----- Supplied entries
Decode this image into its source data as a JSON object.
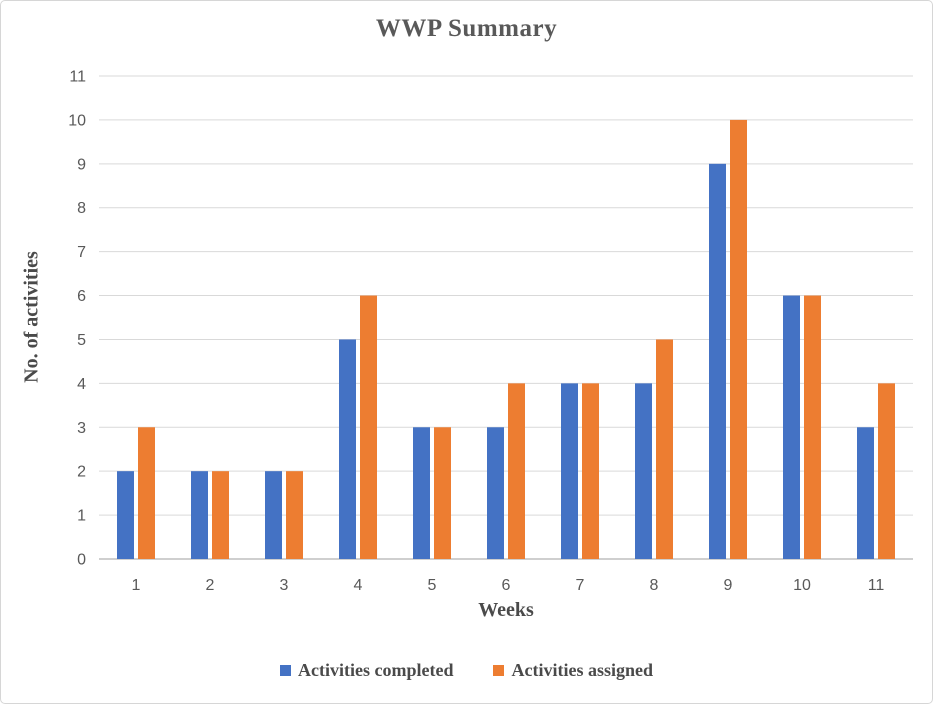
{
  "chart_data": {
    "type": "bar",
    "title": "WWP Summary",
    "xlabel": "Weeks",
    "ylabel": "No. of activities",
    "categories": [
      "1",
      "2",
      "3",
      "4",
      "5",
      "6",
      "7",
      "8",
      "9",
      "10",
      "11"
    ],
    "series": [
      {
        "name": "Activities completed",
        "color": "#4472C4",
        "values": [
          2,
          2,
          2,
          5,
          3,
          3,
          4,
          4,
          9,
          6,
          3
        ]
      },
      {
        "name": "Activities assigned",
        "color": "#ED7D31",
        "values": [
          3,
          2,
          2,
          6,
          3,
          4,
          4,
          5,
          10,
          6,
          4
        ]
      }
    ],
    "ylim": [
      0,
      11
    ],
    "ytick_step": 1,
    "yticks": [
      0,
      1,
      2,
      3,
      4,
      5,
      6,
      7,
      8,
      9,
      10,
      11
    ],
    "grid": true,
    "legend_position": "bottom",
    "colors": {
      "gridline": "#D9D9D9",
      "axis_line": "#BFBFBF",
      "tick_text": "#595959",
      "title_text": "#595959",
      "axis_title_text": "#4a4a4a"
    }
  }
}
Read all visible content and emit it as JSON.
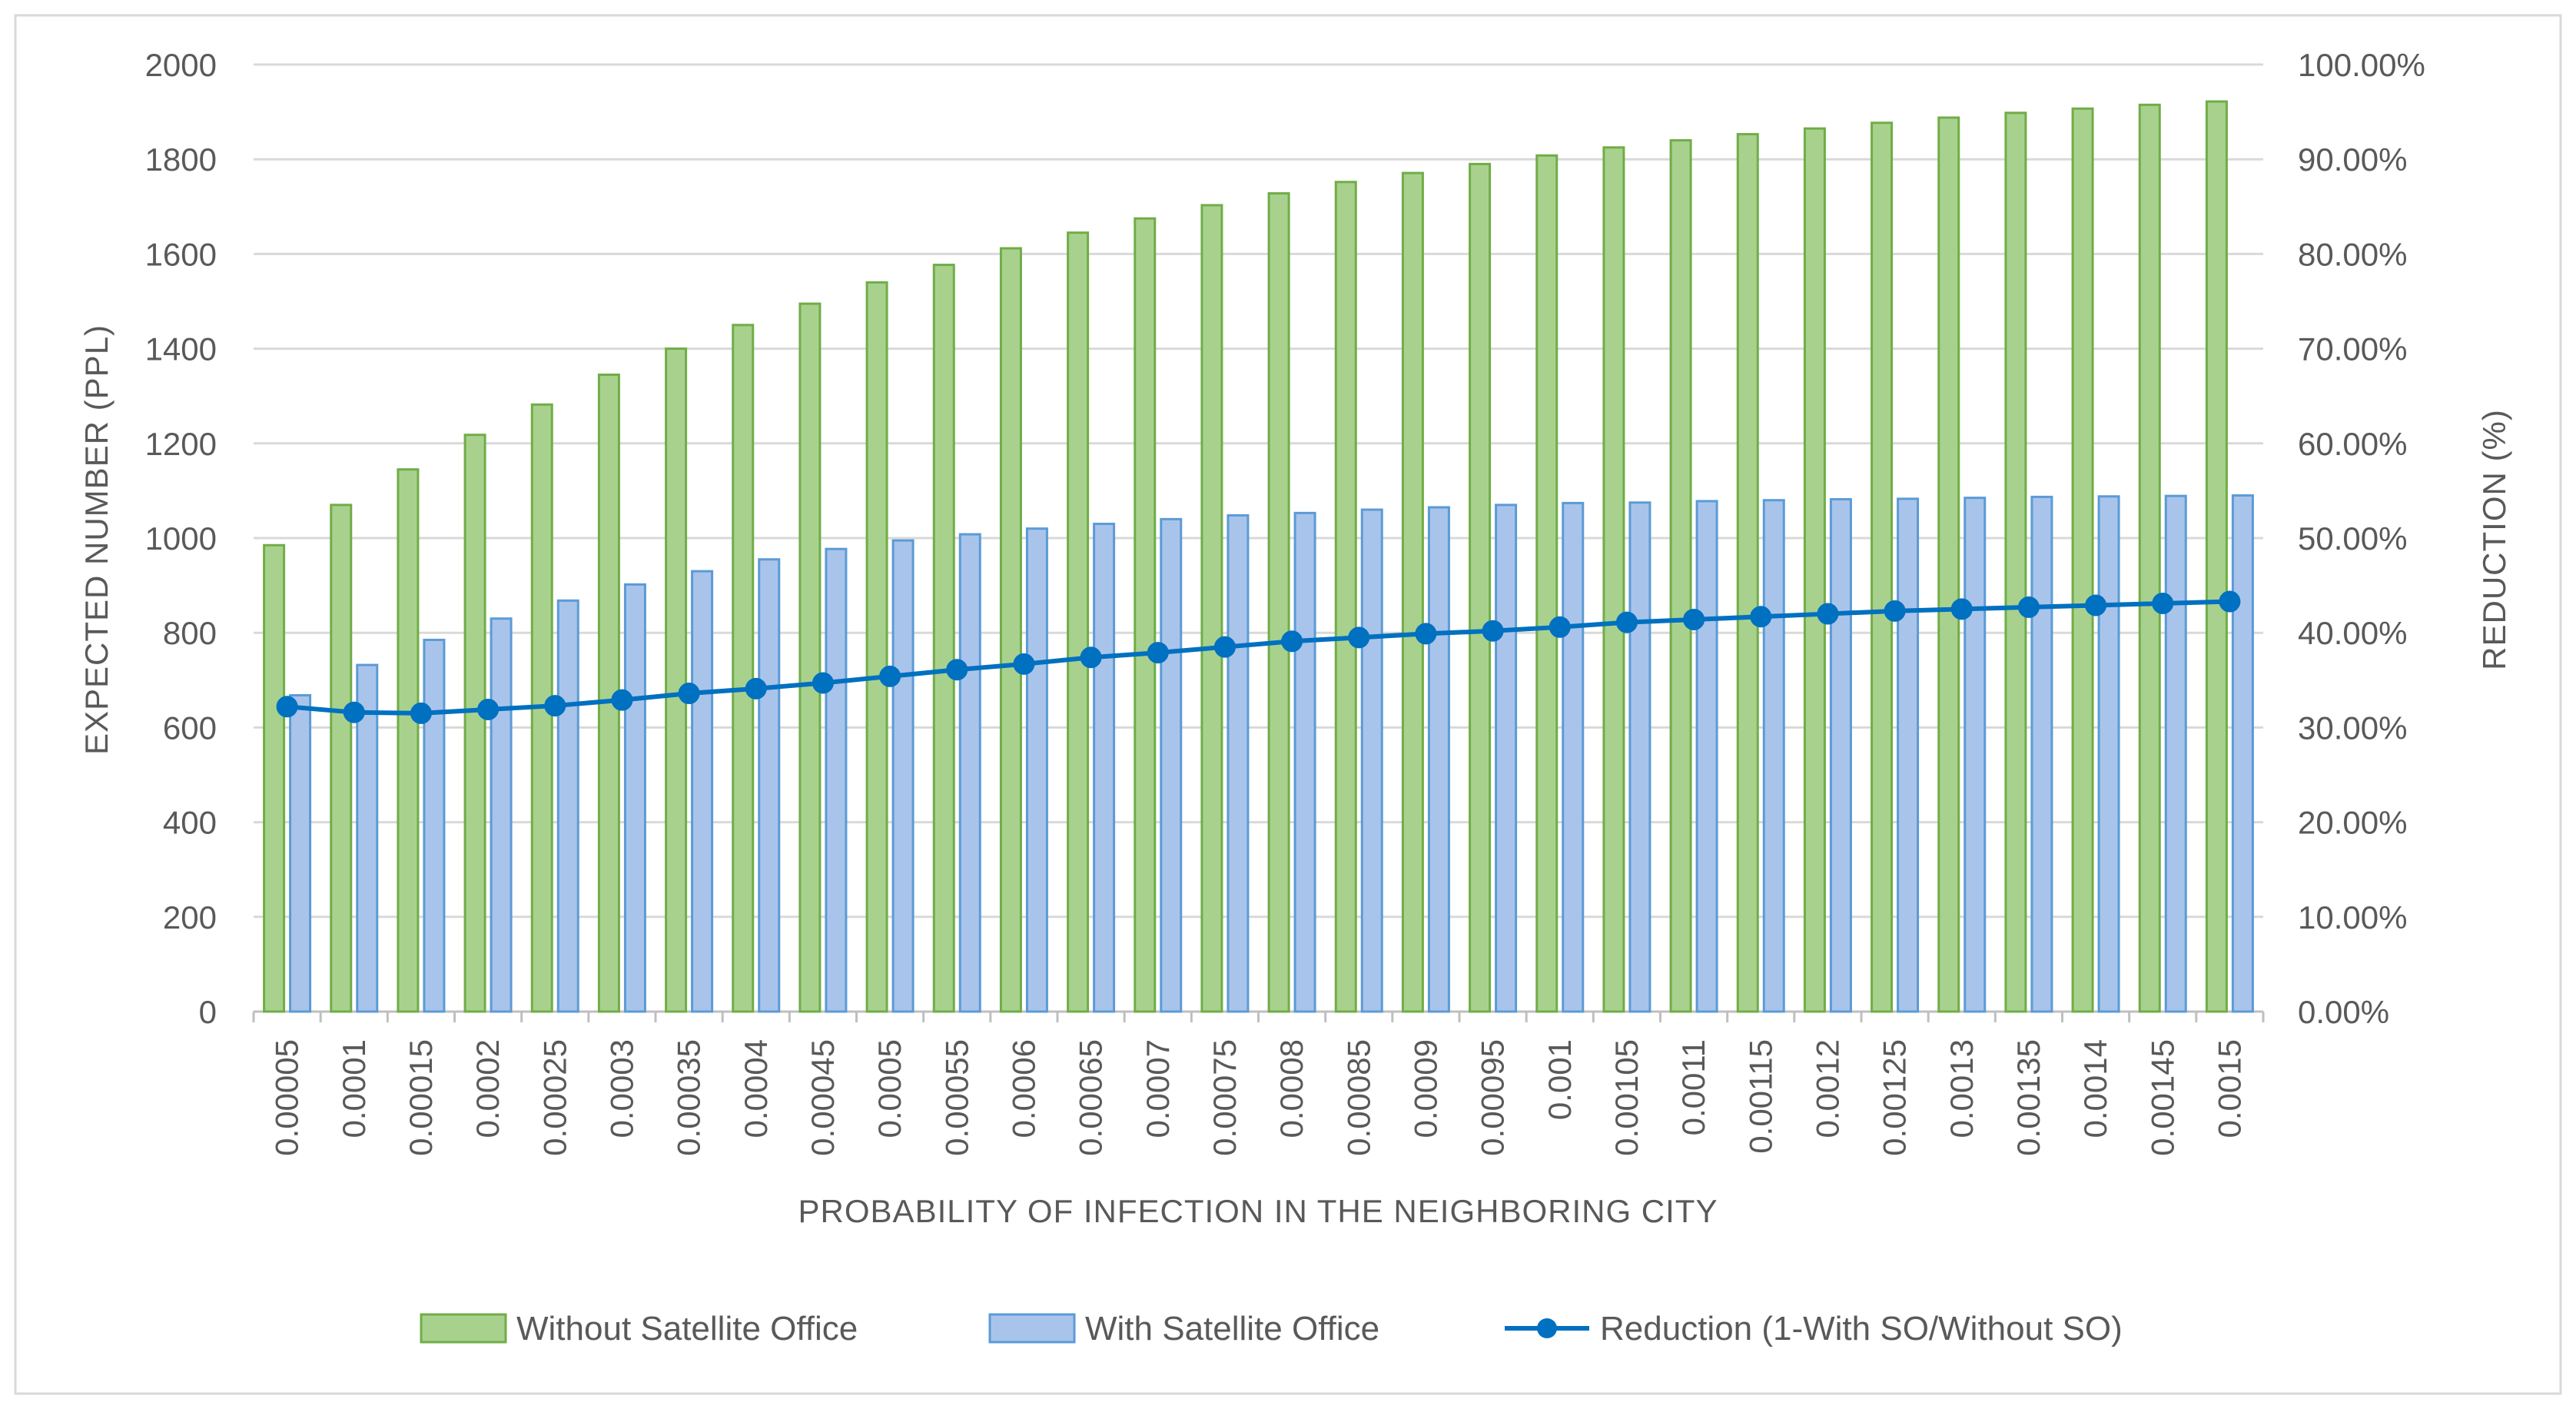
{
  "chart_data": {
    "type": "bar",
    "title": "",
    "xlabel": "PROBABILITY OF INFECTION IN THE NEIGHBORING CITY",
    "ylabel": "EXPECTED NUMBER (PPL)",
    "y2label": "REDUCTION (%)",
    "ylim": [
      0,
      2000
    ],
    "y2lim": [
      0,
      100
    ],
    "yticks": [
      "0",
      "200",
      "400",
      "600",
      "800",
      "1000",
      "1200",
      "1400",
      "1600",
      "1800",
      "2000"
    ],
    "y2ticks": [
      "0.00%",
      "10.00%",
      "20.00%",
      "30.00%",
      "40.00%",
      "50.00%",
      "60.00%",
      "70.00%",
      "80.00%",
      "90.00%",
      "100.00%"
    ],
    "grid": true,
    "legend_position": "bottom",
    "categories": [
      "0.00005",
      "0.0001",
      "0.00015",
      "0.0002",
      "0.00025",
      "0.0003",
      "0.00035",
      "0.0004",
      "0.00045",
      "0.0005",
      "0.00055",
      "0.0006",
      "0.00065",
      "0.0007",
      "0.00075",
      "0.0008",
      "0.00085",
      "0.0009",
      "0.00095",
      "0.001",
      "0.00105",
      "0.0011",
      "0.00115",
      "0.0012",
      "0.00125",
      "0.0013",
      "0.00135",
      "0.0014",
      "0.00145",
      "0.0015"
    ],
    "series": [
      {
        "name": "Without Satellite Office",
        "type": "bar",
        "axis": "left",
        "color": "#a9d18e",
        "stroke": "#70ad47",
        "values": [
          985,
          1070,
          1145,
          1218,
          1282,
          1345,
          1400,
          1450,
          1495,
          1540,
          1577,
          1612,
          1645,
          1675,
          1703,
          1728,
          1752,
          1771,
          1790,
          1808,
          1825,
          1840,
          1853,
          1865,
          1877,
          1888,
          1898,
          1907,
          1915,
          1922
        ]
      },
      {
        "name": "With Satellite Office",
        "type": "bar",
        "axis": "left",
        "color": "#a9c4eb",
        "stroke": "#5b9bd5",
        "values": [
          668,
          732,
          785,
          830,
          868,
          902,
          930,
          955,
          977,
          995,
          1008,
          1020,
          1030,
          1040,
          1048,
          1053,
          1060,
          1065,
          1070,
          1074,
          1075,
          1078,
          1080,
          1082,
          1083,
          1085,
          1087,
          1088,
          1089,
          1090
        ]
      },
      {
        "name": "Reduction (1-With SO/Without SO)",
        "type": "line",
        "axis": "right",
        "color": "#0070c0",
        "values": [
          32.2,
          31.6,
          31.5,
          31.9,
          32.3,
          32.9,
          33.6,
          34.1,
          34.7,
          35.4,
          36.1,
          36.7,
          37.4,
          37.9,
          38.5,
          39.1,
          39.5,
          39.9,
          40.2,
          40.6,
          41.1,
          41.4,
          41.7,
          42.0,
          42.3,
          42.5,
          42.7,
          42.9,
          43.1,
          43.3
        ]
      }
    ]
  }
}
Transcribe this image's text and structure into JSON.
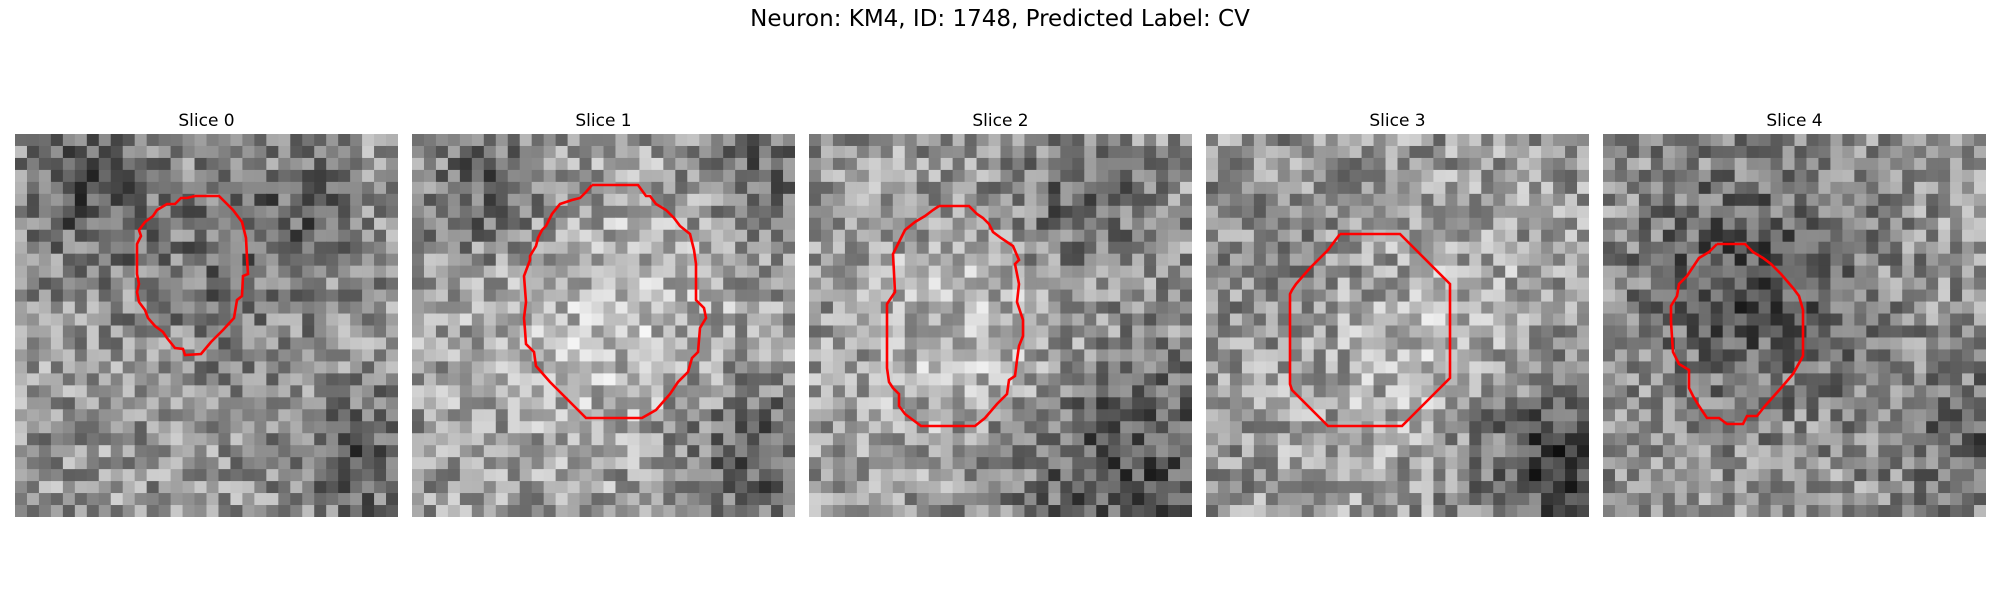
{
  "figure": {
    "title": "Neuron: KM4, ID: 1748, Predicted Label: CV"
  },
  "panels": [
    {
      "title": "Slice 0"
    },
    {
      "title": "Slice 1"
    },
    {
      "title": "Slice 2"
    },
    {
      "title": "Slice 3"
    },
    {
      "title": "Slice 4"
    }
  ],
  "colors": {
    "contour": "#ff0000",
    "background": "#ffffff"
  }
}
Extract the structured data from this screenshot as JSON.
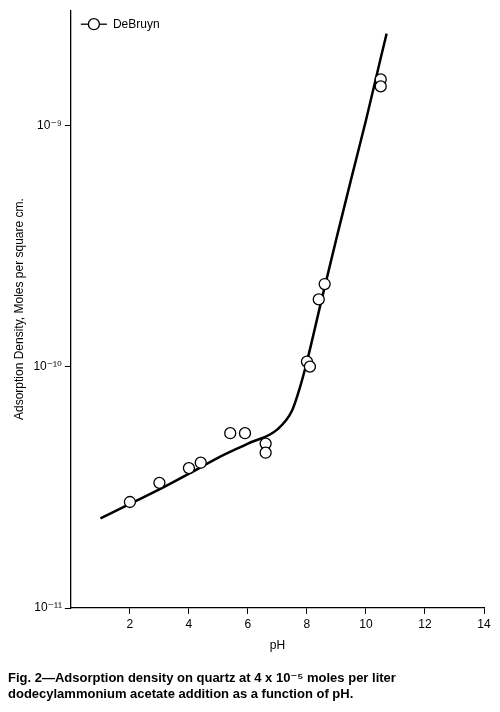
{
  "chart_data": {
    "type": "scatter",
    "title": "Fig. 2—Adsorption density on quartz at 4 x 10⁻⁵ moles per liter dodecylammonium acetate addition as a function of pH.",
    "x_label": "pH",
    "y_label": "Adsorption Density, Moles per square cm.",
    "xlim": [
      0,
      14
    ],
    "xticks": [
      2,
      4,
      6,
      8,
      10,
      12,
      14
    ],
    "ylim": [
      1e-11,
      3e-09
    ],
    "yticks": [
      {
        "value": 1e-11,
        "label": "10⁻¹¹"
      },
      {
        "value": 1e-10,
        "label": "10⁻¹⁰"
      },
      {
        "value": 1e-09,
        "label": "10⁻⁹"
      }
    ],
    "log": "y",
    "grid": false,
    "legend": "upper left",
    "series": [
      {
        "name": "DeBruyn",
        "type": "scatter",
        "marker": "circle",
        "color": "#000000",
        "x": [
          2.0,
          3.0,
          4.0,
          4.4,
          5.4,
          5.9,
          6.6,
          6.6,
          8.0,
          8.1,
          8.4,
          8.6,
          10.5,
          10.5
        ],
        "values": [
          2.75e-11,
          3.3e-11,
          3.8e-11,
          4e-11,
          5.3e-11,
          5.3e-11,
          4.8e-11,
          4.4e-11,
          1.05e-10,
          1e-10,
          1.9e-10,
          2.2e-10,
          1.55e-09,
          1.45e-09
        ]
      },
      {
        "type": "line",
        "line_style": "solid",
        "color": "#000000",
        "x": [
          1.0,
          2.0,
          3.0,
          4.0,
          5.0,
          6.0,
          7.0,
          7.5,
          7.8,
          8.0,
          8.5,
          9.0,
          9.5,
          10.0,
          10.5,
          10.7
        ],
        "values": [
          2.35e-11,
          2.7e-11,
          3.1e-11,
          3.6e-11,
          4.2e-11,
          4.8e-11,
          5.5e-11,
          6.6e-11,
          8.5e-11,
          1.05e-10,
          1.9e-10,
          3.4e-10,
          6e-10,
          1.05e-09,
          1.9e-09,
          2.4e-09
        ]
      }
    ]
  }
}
----------
◆ Exercise instructions
Print every entry above again without changing a word, and omit the pictures.

◆ Written solution
Decode this image into its source data as a JSON object.
{
  "chart_data": {
    "type": "bar",
    "title": "WWP Summary",
    "xlabel": "Weeks",
    "ylabel": "No. of activities",
    "categories": [
      "1",
      "2",
      "3",
      "4",
      "5",
      "6",
      "7",
      "8",
      "9",
      "10",
      "11"
    ],
    "series": [
      {
        "name": "Activities completed",
        "color": "#4472C4",
        "values": [
          2,
          2,
          2,
          5,
          3,
          3,
          4,
          4,
          9,
          6,
          3
        ]
      },
      {
        "name": "Activities assigned",
        "color": "#ED7D31",
        "values": [
          3,
          2,
          2,
          6,
          3,
          4,
          4,
          5,
          10,
          6,
          4
        ]
      }
    ],
    "ylim": [
      0,
      11
    ],
    "ytick_step": 1,
    "yticks": [
      0,
      1,
      2,
      3,
      4,
      5,
      6,
      7,
      8,
      9,
      10,
      11
    ],
    "grid": true,
    "legend_position": "bottom",
    "colors": {
      "gridline": "#D9D9D9",
      "axis_line": "#BFBFBF",
      "tick_text": "#595959",
      "title_text": "#595959",
      "axis_title_text": "#4a4a4a"
    }
  }
}
Read all visible content and emit it as JSON.
{
  "chart_data": {
    "type": "bar",
    "title": "",
    "xlabel": "PROBABILITY OF INFECTION IN THE NEIGHBORING CITY",
    "ylabel": "EXPECTED NUMBER (PPL)",
    "y2label": "REDUCTION (%)",
    "ylim": [
      0,
      2000
    ],
    "y2lim": [
      0,
      100
    ],
    "yticks": [
      "0",
      "200",
      "400",
      "600",
      "800",
      "1000",
      "1200",
      "1400",
      "1600",
      "1800",
      "2000"
    ],
    "y2ticks": [
      "0.00%",
      "10.00%",
      "20.00%",
      "30.00%",
      "40.00%",
      "50.00%",
      "60.00%",
      "70.00%",
      "80.00%",
      "90.00%",
      "100.00%"
    ],
    "grid": true,
    "legend_position": "bottom",
    "categories": [
      "0.00005",
      "0.0001",
      "0.00015",
      "0.0002",
      "0.00025",
      "0.0003",
      "0.00035",
      "0.0004",
      "0.00045",
      "0.0005",
      "0.00055",
      "0.0006",
      "0.00065",
      "0.0007",
      "0.00075",
      "0.0008",
      "0.00085",
      "0.0009",
      "0.00095",
      "0.001",
      "0.00105",
      "0.0011",
      "0.00115",
      "0.0012",
      "0.00125",
      "0.0013",
      "0.00135",
      "0.0014",
      "0.00145",
      "0.0015"
    ],
    "series": [
      {
        "name": "Without Satellite Office",
        "type": "bar",
        "axis": "left",
        "color": "#a9d18e",
        "stroke": "#70ad47",
        "values": [
          985,
          1070,
          1145,
          1218,
          1282,
          1345,
          1400,
          1450,
          1495,
          1540,
          1577,
          1612,
          1645,
          1675,
          1703,
          1728,
          1752,
          1771,
          1790,
          1808,
          1825,
          1840,
          1853,
          1865,
          1877,
          1888,
          1898,
          1907,
          1915,
          1922
        ]
      },
      {
        "name": "With Satellite Office",
        "type": "bar",
        "axis": "left",
        "color": "#a9c4eb",
        "stroke": "#5b9bd5",
        "values": [
          668,
          732,
          785,
          830,
          868,
          902,
          930,
          955,
          977,
          995,
          1008,
          1020,
          1030,
          1040,
          1048,
          1053,
          1060,
          1065,
          1070,
          1074,
          1075,
          1078,
          1080,
          1082,
          1083,
          1085,
          1087,
          1088,
          1089,
          1090
        ]
      },
      {
        "name": "Reduction (1-With SO/Without SO)",
        "type": "line",
        "axis": "right",
        "color": "#0070c0",
        "values": [
          32.2,
          31.6,
          31.5,
          31.9,
          32.3,
          32.9,
          33.6,
          34.1,
          34.7,
          35.4,
          36.1,
          36.7,
          37.4,
          37.9,
          38.5,
          39.1,
          39.5,
          39.9,
          40.2,
          40.6,
          41.1,
          41.4,
          41.7,
          42.0,
          42.3,
          42.5,
          42.7,
          42.9,
          43.1,
          43.3
        ]
      }
    ]
  }
}
Transcribe this image's text and structure into JSON.
{
  "figure": {
    "title": "Neuron: KM4, ID: 1748, Predicted Label: CV"
  },
  "panels": [
    {
      "title": "Slice 0"
    },
    {
      "title": "Slice 1"
    },
    {
      "title": "Slice 2"
    },
    {
      "title": "Slice 3"
    },
    {
      "title": "Slice 4"
    }
  ],
  "colors": {
    "contour": "#ff0000",
    "background": "#ffffff"
  }
}
Extract the structured data from this screenshot as JSON.
{
  "chart_data": {
    "type": "scatter",
    "title": "Fig. 2—Adsorption density on quartz at 4 x 10⁻⁵ moles per liter dodecylammonium acetate addition as a function of pH.",
    "x_label": "pH",
    "y_label": "Adsorption Density, Moles per square cm.",
    "xlim": [
      0,
      14
    ],
    "xticks": [
      2,
      4,
      6,
      8,
      10,
      12,
      14
    ],
    "ylim": [
      1e-11,
      3e-09
    ],
    "yticks": [
      {
        "value": 1e-11,
        "label": "10⁻¹¹"
      },
      {
        "value": 1e-10,
        "label": "10⁻¹⁰"
      },
      {
        "value": 1e-09,
        "label": "10⁻⁹"
      }
    ],
    "log": "y",
    "grid": false,
    "legend": "upper left",
    "series": [
      {
        "name": "DeBruyn",
        "type": "scatter",
        "marker": "circle",
        "color": "#000000",
        "x": [
          2.0,
          3.0,
          4.0,
          4.4,
          5.4,
          5.9,
          6.6,
          6.6,
          8.0,
          8.1,
          8.4,
          8.6,
          10.5,
          10.5
        ],
        "values": [
          2.75e-11,
          3.3e-11,
          3.8e-11,
          4e-11,
          5.3e-11,
          5.3e-11,
          4.8e-11,
          4.4e-11,
          1.05e-10,
          1e-10,
          1.9e-10,
          2.2e-10,
          1.55e-09,
          1.45e-09
        ]
      },
      {
        "type": "line",
        "line_style": "solid",
        "color": "#000000",
        "x": [
          1.0,
          2.0,
          3.0,
          4.0,
          5.0,
          6.0,
          7.0,
          7.5,
          7.8,
          8.0,
          8.5,
          9.0,
          9.5,
          10.0,
          10.5,
          10.7
        ],
        "values": [
          2.35e-11,
          2.7e-11,
          3.1e-11,
          3.6e-11,
          4.2e-11,
          4.8e-11,
          5.5e-11,
          6.6e-11,
          8.5e-11,
          1.05e-10,
          1.9e-10,
          3.4e-10,
          6e-10,
          1.05e-09,
          1.9e-09,
          2.4e-09
        ]
      }
    ]
  }
}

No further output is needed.